Data supplied:

— Start —

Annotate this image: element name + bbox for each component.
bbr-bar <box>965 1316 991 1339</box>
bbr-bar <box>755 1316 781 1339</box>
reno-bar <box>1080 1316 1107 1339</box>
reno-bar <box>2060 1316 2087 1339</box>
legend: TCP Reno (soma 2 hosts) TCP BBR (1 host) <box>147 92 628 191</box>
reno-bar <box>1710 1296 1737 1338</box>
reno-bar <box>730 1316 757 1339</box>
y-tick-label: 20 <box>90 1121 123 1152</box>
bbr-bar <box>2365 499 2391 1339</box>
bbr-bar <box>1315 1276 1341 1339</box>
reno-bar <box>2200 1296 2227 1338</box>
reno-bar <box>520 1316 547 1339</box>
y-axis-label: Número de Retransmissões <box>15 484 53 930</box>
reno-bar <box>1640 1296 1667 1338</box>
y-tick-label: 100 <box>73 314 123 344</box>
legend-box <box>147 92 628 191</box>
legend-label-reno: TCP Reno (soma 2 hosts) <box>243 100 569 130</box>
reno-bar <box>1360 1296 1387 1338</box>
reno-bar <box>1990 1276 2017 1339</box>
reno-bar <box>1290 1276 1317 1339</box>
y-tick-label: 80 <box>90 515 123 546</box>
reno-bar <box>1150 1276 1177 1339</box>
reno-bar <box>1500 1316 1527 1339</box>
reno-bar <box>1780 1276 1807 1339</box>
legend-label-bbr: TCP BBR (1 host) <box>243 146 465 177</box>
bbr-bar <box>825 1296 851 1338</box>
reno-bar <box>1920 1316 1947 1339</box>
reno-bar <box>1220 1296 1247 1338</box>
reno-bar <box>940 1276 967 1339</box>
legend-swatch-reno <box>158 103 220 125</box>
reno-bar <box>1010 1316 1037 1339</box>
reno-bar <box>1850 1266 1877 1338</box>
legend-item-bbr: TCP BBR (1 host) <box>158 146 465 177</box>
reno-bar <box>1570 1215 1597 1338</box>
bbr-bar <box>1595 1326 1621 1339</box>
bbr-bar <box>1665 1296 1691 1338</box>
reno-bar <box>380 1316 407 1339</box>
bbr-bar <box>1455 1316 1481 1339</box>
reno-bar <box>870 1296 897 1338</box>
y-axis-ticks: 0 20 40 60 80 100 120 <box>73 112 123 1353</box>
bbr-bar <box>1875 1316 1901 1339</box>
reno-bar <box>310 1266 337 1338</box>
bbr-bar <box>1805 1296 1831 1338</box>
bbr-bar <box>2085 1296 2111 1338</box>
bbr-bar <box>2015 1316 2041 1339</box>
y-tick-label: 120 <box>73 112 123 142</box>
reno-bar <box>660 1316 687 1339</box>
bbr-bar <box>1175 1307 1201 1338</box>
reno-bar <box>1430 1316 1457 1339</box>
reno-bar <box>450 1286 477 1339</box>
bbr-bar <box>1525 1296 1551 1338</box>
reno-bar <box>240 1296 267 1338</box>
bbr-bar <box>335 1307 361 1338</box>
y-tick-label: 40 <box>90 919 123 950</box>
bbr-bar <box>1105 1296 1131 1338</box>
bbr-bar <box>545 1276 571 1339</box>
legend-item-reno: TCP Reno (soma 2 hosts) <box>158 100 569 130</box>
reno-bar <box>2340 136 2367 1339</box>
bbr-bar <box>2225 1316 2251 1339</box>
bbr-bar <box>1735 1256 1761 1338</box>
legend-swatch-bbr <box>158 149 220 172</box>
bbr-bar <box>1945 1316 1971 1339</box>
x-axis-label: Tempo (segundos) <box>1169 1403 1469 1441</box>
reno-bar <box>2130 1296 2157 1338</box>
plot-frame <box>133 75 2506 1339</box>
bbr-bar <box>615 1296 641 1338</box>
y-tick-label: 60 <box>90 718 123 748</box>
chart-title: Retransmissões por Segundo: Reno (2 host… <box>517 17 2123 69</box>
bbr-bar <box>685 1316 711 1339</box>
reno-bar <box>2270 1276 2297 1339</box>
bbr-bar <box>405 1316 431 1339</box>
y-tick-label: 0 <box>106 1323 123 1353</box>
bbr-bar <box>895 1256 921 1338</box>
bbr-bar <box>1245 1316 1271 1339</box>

— End —

The task: List each row above that contains the string "hosts". Case counts.

Expected output:
legend: TCP Reno (soma 2 hosts) TCP BBR (1 host) <box>147 92 628 191</box>
legend-label-reno: TCP Reno (soma 2 hosts) <box>243 100 569 130</box>
legend-item-reno: TCP Reno (soma 2 hosts) <box>158 100 569 130</box>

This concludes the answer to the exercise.